[Data listing start]

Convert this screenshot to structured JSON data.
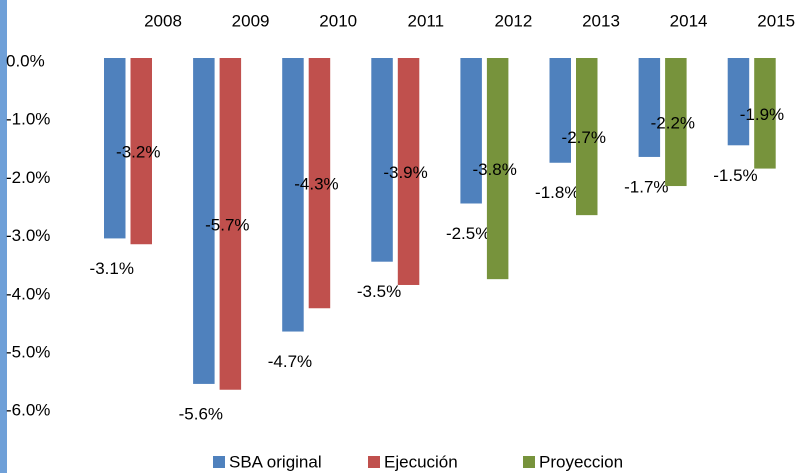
{
  "chart_data": {
    "type": "bar",
    "categories": [
      "2008",
      "2009",
      "2010",
      "2011",
      "2012",
      "2013",
      "2014",
      "2015"
    ],
    "series": [
      {
        "name": "SBA original",
        "color": "#4f81bd",
        "values": [
          -3.1,
          -5.6,
          -4.7,
          -3.5,
          -2.5,
          -1.8,
          -1.7,
          -1.5
        ],
        "value_labels": [
          "-3.1%",
          "-5.6%",
          "-4.7%",
          "-3.5%",
          "-2.5%",
          "-1.8%",
          "-1.7%",
          "-1.5%"
        ]
      },
      {
        "name": "Ejecución",
        "color": "#c0504d",
        "values": [
          -3.2,
          -5.7,
          -4.3,
          -3.9,
          null,
          null,
          null,
          null
        ],
        "value_labels": [
          "-3.2%",
          "-5.7%",
          "-4.3%",
          "-3.9%",
          null,
          null,
          null,
          null
        ]
      },
      {
        "name": "Proyeccion",
        "color": "#77933c",
        "values": [
          null,
          null,
          null,
          null,
          -3.8,
          -2.7,
          -2.2,
          -1.9
        ],
        "value_labels": [
          null,
          null,
          null,
          null,
          "-3.8%",
          "-2.7%",
          "-2.2%",
          "-1.9%"
        ]
      }
    ],
    "ylim": [
      -6,
      0
    ],
    "yticks": [
      {
        "value": 0,
        "label": "0.0%"
      },
      {
        "value": -1,
        "label": "-1.0%"
      },
      {
        "value": -2,
        "label": "-2.0%"
      },
      {
        "value": -3,
        "label": "-3.0%"
      },
      {
        "value": -4,
        "label": "-4.0%"
      },
      {
        "value": -5,
        "label": "-5.0%"
      },
      {
        "value": -6,
        "label": "-6.0%"
      }
    ],
    "legend": "bottom"
  }
}
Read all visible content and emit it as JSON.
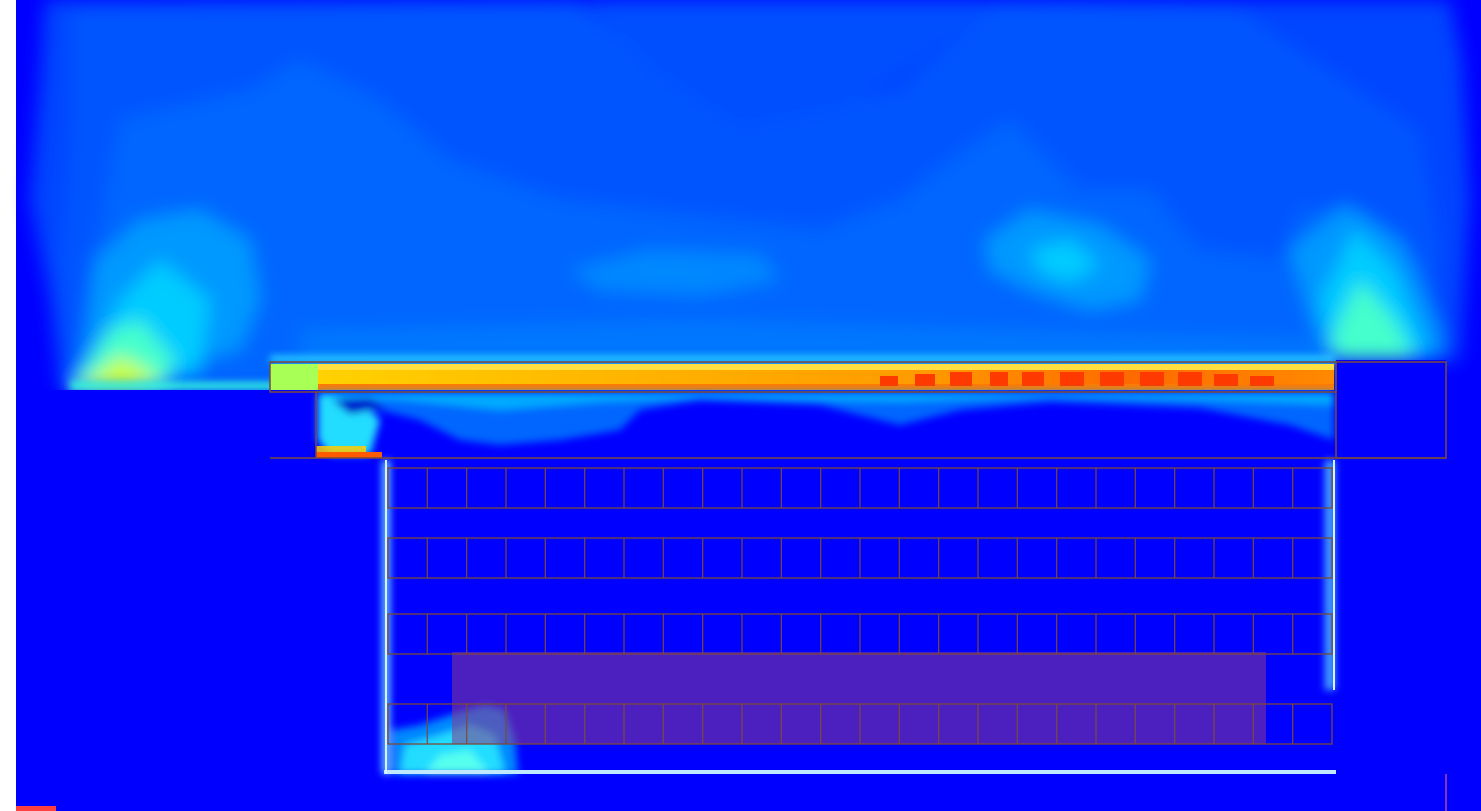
{
  "view": {
    "kind": "cfd-velocity-contour-section",
    "colormap": [
      "#0000ff",
      "#0033ff",
      "#0055ff",
      "#0077ff",
      "#00aaff",
      "#00ddff",
      "#7fff7f",
      "#ffff00",
      "#ff9900",
      "#ff3300"
    ],
    "background_color": "#0000ff",
    "outline_color": "#7a4a3a",
    "overlay_color": "#8a3a8a"
  },
  "rack_grid": {
    "rows": 4,
    "columns": 24
  }
}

[Data listing end]

Requirements =
Write out the full set of lines verbatim, without the pictures.

Written response =
Convert this screenshot to structured JSON data.
{
  "chart_data": {
    "type": "bar",
    "categories": [
      "2008",
      "2009",
      "2010",
      "2011",
      "2012",
      "2013",
      "2014",
      "2015"
    ],
    "series": [
      {
        "name": "SBA original",
        "color": "#4f81bd",
        "values": [
          -3.1,
          -5.6,
          -4.7,
          -3.5,
          -2.5,
          -1.8,
          -1.7,
          -1.5
        ],
        "value_labels": [
          "-3.1%",
          "-5.6%",
          "-4.7%",
          "-3.5%",
          "-2.5%",
          "-1.8%",
          "-1.7%",
          "-1.5%"
        ]
      },
      {
        "name": "Ejecución",
        "color": "#c0504d",
        "values": [
          -3.2,
          -5.7,
          -4.3,
          -3.9,
          null,
          null,
          null,
          null
        ],
        "value_labels": [
          "-3.2%",
          "-5.7%",
          "-4.3%",
          "-3.9%",
          null,
          null,
          null,
          null
        ]
      },
      {
        "name": "Proyeccion",
        "color": "#77933c",
        "values": [
          null,
          null,
          null,
          null,
          -3.8,
          -2.7,
          -2.2,
          -1.9
        ],
        "value_labels": [
          null,
          null,
          null,
          null,
          "-3.8%",
          "-2.7%",
          "-2.2%",
          "-1.9%"
        ]
      }
    ],
    "ylim": [
      -6,
      0
    ],
    "yticks": [
      {
        "value": 0,
        "label": "0.0%"
      },
      {
        "value": -1,
        "label": "-1.0%"
      },
      {
        "value": -2,
        "label": "-2.0%"
      },
      {
        "value": -3,
        "label": "-3.0%"
      },
      {
        "value": -4,
        "label": "-4.0%"
      },
      {
        "value": -5,
        "label": "-5.0%"
      },
      {
        "value": -6,
        "label": "-6.0%"
      }
    ],
    "legend": "bottom"
  }
}
Read all visible content and emit it as JSON.
{
  "view": {
    "kind": "cfd-velocity-contour-section",
    "colormap": [
      "#0000ff",
      "#0033ff",
      "#0055ff",
      "#0077ff",
      "#00aaff",
      "#00ddff",
      "#7fff7f",
      "#ffff00",
      "#ff9900",
      "#ff3300"
    ],
    "background_color": "#0000ff",
    "outline_color": "#7a4a3a",
    "overlay_color": "#8a3a8a"
  },
  "rack_grid": {
    "rows": 4,
    "columns": 24
  }
}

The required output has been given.